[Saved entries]
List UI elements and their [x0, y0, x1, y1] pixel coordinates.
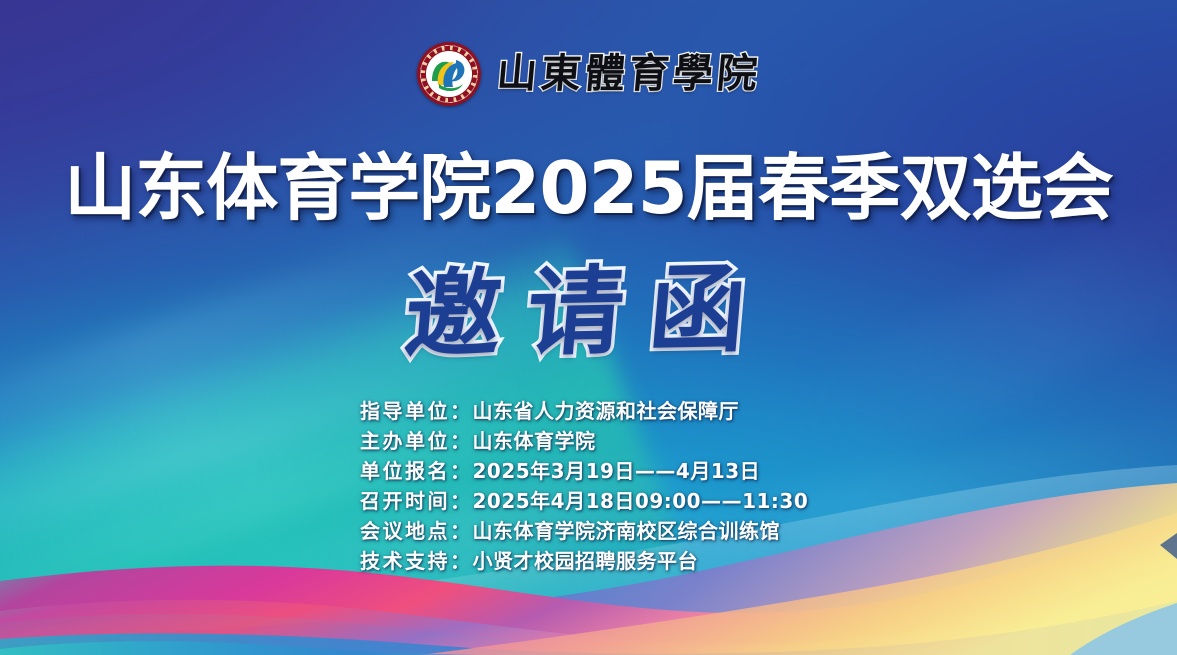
detail-label: 技术支持： [360, 549, 473, 573]
invitation-poster: 山東體育學院 山东体育学院2025届春季双选会 邀请函 指导单位：山东省人力资源… [0, 0, 1177, 655]
detail-label: 会议地点： [360, 519, 473, 543]
detail-row-time: 召开时间：2025年4月18日09:00——11:30 [360, 486, 808, 516]
detail-value: 山东体育学院济南校区综合训练馆 [473, 519, 781, 543]
detail-value: 山东体育学院 [473, 429, 596, 453]
school-name-traditional: 山東體育學院 [495, 54, 762, 94]
detail-row-registration: 单位报名：2025年3月19日——4月13日 [360, 456, 808, 486]
detail-label: 主办单位： [360, 429, 473, 453]
page-title: 山东体育学院2025届春季双选会 [0, 152, 1177, 224]
detail-row-tech-support: 技术支持：小贤才校园招聘服务平台 [360, 546, 808, 576]
detail-label: 单位报名： [360, 459, 473, 483]
crest-inner-monogram [426, 51, 472, 97]
university-crest-icon [417, 42, 481, 106]
logo-row: 山東體育學院 [0, 42, 1177, 106]
detail-value: 小贤才校园招聘服务平台 [473, 549, 699, 573]
detail-value: 2025年3月19日——4月13日 [473, 459, 761, 483]
detail-value: 2025年4月18日09:00——11:30 [473, 489, 809, 513]
detail-label: 指导单位： [360, 399, 473, 423]
detail-label: 召开时间： [360, 489, 473, 513]
detail-row-guidance: 指导单位：山东省人力资源和社会保障厅 [360, 396, 808, 426]
detail-value: 山东省人力资源和社会保障厅 [473, 399, 740, 423]
detail-row-venue: 会议地点：山东体育学院济南校区综合训练馆 [360, 516, 808, 546]
event-details-list: 指导单位：山东省人力资源和社会保障厅 主办单位：山东体育学院 单位报名：2025… [360, 396, 808, 576]
detail-row-organizer: 主办单位：山东体育学院 [360, 426, 808, 456]
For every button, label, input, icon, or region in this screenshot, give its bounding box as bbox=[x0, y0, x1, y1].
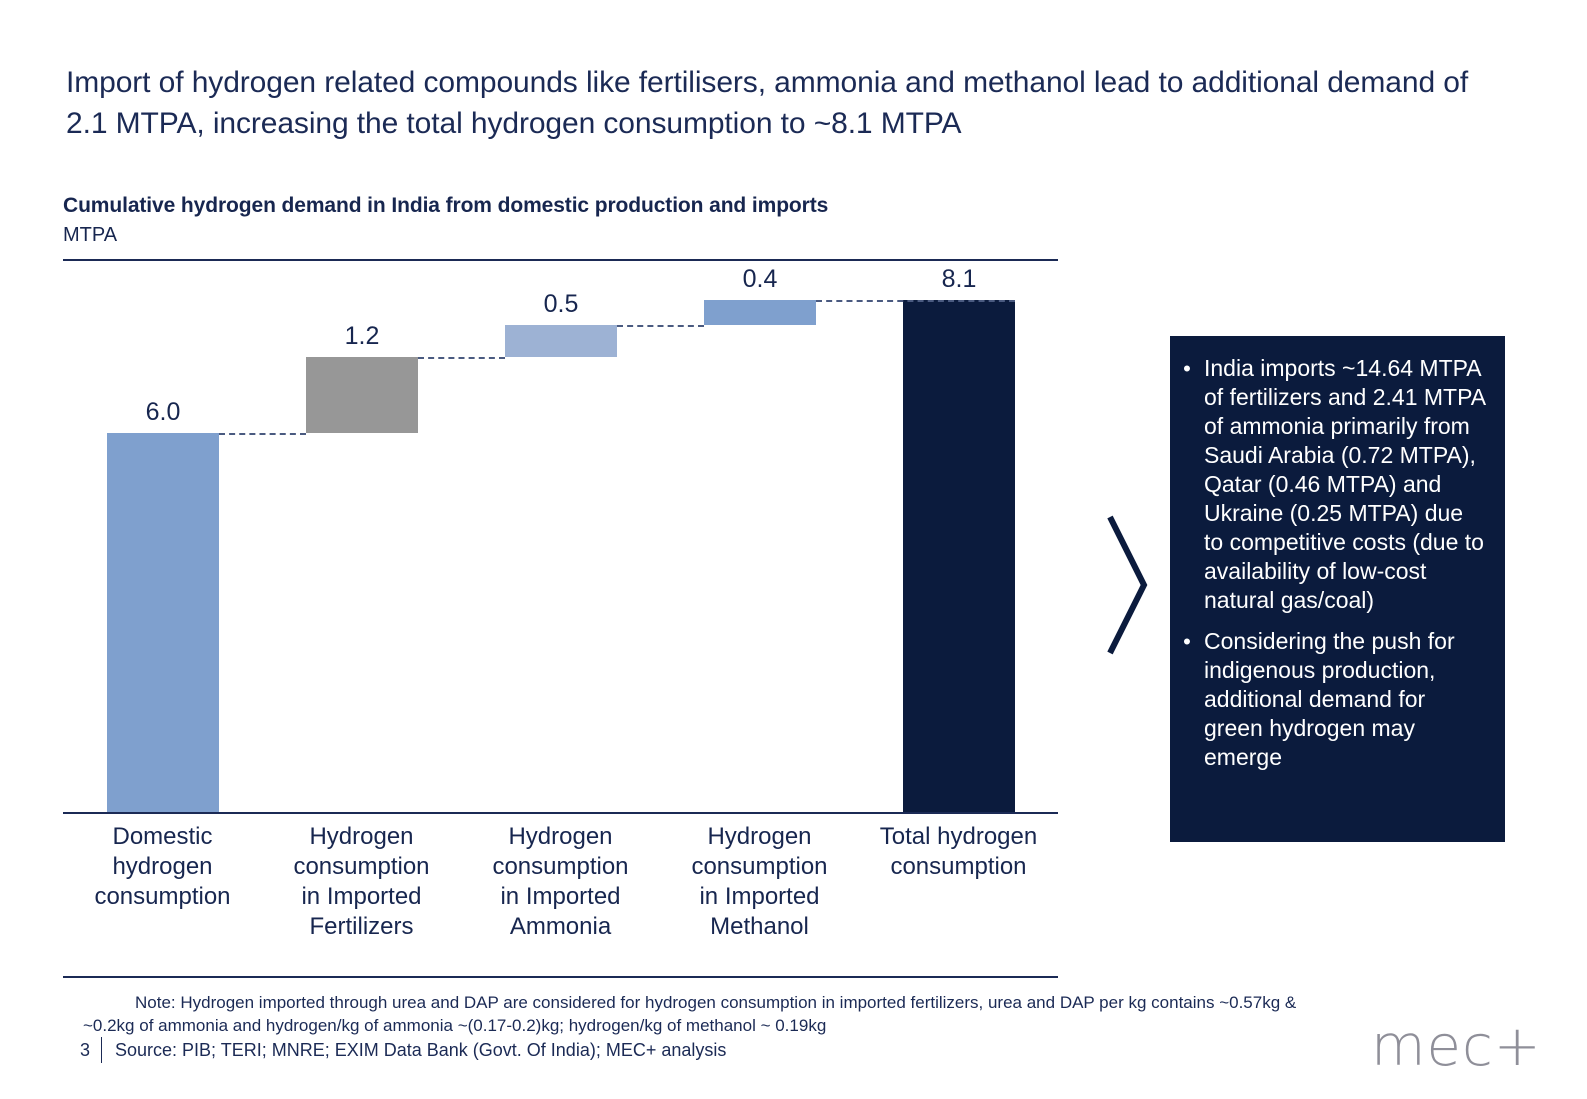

# [SHORT PROBLEM]
Reproduce every line of the data above verbatim, leaving out the pictures.

# [RESPONSE TO THIS EXERCISE]
List UI elements and their [x0, y0, x1, y1] pixel coordinates.
detail-label: 技术支持： [360, 549, 473, 573]
invitation-poster: 山東體育學院 山东体育学院2025届春季双选会 邀请函 指导单位：山东省人力资源… [0, 0, 1177, 655]
detail-label: 会议地点： [360, 519, 473, 543]
detail-row-time: 召开时间：2025年4月18日09:00——11:30 [360, 486, 808, 516]
detail-value: 山东体育学院济南校区综合训练馆 [473, 519, 781, 543]
detail-value: 山东体育学院 [473, 429, 596, 453]
school-name-traditional: 山東體育學院 [495, 54, 762, 94]
detail-row-registration: 单位报名：2025年3月19日——4月13日 [360, 456, 808, 486]
detail-label: 主办单位： [360, 429, 473, 453]
page-title: 山东体育学院2025届春季双选会 [0, 152, 1177, 224]
detail-row-tech-support: 技术支持：小贤才校园招聘服务平台 [360, 546, 808, 576]
detail-label: 单位报名： [360, 459, 473, 483]
crest-inner-monogram [426, 51, 472, 97]
university-crest-icon [417, 42, 481, 106]
logo-row: 山東體育學院 [0, 42, 1177, 106]
detail-value: 小贤才校园招聘服务平台 [473, 549, 699, 573]
detail-value: 2025年3月19日——4月13日 [473, 459, 761, 483]
detail-value: 2025年4月18日09:00——11:30 [473, 489, 809, 513]
detail-label: 指导单位： [360, 399, 473, 423]
detail-label: 召开时间： [360, 489, 473, 513]
detail-row-guidance: 指导单位：山东省人力资源和社会保障厅 [360, 396, 808, 426]
detail-value: 山东省人力资源和社会保障厅 [473, 399, 740, 423]
detail-row-venue: 会议地点：山东体育学院济南校区综合训练馆 [360, 516, 808, 546]
event-details-list: 指导单位：山东省人力资源和社会保障厅 主办单位：山东体育学院 单位报名：2025… [360, 396, 808, 576]
detail-row-organizer: 主办单位：山东体育学院 [360, 426, 808, 456]
For every button, label, input, icon, or region in this screenshot, give its bounding box as bbox=[x0, y0, x1, y1].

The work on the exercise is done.